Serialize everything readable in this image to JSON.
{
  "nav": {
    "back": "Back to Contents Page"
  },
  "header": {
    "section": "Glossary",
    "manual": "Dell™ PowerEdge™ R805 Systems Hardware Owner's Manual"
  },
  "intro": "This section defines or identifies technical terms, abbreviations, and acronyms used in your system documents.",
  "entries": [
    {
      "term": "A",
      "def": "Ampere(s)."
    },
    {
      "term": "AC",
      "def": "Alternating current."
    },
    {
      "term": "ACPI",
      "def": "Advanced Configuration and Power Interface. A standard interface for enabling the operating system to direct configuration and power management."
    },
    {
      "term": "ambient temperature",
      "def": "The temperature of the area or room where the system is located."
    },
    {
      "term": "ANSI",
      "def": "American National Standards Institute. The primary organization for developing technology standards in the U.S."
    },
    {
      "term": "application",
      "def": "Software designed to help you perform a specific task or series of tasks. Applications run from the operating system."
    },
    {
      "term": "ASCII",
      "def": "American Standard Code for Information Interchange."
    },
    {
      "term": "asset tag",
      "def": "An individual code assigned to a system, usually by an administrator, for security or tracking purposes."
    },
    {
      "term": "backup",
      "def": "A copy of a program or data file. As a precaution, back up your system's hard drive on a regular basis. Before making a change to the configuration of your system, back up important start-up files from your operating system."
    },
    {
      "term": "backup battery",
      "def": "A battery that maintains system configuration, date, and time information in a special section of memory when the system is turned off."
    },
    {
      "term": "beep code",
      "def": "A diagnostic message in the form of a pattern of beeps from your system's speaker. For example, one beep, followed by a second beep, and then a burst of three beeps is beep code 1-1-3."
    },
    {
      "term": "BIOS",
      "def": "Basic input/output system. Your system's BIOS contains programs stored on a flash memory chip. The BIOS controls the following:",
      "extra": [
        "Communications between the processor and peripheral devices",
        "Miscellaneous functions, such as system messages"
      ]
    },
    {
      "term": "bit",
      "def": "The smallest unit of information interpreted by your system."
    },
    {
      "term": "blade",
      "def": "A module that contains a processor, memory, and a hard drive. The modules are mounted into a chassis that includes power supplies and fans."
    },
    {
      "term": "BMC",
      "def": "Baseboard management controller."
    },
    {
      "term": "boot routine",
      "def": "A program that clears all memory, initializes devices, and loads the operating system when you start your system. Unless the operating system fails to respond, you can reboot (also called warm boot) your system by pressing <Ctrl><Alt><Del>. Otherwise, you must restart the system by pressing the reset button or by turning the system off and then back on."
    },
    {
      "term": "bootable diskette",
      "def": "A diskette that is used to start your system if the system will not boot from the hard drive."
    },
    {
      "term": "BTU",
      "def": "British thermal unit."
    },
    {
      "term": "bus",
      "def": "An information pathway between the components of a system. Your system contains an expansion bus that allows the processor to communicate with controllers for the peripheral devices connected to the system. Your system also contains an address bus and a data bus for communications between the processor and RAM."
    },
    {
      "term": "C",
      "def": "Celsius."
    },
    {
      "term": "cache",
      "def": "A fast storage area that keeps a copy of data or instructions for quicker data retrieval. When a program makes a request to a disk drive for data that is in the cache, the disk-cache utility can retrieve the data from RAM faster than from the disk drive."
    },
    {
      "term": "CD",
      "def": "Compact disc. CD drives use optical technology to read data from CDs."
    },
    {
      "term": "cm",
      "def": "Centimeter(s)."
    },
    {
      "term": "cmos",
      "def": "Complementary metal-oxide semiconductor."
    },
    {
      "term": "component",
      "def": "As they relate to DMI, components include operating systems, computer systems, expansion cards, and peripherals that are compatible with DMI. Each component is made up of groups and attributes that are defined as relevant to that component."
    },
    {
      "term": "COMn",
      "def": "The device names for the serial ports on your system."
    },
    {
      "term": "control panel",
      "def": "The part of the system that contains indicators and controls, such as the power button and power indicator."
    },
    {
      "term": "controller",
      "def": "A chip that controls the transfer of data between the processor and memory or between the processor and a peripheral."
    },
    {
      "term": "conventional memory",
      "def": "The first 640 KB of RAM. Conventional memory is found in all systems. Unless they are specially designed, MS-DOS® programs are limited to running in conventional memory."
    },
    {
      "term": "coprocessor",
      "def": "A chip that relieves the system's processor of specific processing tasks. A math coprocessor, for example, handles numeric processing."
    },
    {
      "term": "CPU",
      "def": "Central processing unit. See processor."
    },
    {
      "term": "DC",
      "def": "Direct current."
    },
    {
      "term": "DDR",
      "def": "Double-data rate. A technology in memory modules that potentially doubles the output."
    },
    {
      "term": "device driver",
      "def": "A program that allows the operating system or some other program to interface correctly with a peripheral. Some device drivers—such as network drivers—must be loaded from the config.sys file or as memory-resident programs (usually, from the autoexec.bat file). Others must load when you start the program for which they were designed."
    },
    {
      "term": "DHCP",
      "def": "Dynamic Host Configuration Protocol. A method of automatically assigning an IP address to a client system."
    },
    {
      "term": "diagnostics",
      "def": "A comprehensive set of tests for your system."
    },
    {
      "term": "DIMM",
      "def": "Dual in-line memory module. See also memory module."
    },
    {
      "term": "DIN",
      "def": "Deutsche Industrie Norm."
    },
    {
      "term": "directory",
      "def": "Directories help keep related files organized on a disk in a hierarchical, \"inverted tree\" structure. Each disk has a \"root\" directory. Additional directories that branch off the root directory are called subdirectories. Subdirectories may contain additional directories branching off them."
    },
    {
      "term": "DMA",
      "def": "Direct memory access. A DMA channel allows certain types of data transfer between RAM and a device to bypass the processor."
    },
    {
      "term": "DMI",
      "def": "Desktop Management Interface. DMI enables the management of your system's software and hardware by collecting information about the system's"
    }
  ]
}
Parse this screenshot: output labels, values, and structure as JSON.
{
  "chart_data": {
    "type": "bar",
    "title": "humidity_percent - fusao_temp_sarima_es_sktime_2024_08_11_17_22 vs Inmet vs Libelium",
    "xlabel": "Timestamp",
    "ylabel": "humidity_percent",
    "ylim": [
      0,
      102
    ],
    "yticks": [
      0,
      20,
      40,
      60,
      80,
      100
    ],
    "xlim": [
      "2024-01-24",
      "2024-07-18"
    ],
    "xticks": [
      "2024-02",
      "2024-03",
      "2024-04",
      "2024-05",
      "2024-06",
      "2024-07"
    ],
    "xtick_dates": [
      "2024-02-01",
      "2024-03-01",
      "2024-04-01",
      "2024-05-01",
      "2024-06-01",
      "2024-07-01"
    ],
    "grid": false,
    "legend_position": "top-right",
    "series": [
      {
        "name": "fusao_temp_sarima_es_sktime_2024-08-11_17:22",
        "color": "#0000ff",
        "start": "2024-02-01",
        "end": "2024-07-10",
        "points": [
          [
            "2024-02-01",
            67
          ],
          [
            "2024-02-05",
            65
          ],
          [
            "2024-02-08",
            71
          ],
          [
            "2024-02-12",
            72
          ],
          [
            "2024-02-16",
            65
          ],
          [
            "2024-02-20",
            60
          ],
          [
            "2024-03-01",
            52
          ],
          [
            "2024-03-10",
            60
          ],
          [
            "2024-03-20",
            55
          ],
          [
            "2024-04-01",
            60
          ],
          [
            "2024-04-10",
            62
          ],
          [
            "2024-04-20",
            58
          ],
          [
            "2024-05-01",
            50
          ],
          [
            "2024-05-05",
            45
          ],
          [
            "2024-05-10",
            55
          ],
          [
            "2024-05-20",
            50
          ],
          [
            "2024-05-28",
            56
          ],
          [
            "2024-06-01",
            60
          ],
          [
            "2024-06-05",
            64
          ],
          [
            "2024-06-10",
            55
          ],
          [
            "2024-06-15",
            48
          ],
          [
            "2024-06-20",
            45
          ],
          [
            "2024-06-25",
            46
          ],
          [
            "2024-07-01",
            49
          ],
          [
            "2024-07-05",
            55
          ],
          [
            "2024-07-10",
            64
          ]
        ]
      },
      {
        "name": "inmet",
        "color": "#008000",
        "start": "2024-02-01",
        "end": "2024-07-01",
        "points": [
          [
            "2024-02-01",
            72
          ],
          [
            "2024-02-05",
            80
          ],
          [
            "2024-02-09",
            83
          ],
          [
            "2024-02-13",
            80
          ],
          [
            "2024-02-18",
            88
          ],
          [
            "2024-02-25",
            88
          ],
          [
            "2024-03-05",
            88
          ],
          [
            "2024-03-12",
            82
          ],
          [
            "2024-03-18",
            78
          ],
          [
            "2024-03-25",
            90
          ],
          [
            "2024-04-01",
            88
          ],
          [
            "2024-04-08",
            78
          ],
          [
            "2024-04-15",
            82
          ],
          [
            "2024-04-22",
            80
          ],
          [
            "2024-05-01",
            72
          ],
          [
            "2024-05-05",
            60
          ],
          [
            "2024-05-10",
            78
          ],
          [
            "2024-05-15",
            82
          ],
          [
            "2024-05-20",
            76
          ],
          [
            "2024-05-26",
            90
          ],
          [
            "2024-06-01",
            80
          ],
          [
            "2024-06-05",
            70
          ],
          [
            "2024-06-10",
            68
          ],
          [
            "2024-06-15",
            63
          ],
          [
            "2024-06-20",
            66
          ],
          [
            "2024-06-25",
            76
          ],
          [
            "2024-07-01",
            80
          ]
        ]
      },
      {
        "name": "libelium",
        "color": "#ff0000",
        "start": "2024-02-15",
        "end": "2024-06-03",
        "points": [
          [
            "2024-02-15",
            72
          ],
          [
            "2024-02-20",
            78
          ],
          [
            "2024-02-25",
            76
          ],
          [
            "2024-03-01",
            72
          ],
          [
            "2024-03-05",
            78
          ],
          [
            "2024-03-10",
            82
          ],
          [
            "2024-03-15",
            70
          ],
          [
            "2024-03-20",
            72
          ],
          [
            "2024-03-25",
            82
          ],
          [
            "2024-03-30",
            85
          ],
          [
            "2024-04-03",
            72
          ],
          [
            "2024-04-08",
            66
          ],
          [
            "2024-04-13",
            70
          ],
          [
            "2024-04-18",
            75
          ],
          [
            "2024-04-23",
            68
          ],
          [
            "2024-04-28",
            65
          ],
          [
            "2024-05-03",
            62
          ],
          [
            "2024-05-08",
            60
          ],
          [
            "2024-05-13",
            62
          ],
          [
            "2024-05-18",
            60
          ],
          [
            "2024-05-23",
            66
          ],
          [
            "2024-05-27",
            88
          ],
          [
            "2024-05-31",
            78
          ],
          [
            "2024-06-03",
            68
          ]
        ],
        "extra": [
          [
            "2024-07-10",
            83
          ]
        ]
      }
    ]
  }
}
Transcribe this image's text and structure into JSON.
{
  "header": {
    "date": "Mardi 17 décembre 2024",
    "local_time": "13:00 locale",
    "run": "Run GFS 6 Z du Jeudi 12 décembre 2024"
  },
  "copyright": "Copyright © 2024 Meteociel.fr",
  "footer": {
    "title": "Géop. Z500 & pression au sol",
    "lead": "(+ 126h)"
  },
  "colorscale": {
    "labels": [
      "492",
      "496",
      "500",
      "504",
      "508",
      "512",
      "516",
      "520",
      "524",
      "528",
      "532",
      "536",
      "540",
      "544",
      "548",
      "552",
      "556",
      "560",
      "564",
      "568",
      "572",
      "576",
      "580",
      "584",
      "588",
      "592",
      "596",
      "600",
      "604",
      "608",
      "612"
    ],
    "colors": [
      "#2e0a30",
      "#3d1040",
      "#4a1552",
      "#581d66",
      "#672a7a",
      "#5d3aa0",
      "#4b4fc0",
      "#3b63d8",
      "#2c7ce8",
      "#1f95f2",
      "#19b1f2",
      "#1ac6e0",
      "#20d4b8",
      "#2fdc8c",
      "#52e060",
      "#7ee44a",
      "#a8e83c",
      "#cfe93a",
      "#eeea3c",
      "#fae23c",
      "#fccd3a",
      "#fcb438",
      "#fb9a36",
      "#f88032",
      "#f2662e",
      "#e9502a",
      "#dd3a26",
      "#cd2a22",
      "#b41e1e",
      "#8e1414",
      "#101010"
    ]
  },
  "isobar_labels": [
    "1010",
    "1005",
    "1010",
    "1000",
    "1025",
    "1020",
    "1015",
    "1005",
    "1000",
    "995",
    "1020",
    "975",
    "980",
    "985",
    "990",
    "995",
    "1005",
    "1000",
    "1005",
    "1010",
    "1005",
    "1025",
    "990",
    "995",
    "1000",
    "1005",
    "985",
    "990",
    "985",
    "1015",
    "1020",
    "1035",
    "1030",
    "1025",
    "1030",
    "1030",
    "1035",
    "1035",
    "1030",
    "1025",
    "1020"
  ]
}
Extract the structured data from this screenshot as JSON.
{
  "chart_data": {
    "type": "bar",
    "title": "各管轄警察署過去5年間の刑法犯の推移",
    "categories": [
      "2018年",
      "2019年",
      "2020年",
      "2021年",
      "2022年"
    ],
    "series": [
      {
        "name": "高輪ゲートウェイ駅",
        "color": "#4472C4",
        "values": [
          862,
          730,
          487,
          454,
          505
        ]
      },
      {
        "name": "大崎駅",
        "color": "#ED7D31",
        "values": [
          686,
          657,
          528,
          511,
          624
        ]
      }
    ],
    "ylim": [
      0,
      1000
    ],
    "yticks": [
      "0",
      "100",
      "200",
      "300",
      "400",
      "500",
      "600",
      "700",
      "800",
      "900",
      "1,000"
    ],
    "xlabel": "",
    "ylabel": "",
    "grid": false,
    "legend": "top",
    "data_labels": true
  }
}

....

### REQUIREMENT
Using the listing above, locate the lines that hold "example" and copy each one.

### COMPLETE ANSWER
      "def": "A diagnostic message in the form of a pattern of beeps from your system's speaker. For example, one beep, followed by a second beep, and then a burst of three beeps is beep code 1-1-3."
      "def": "A chip that relieves the system's processor of specific processing tasks. A math coprocessor, for example, handles numeric processing."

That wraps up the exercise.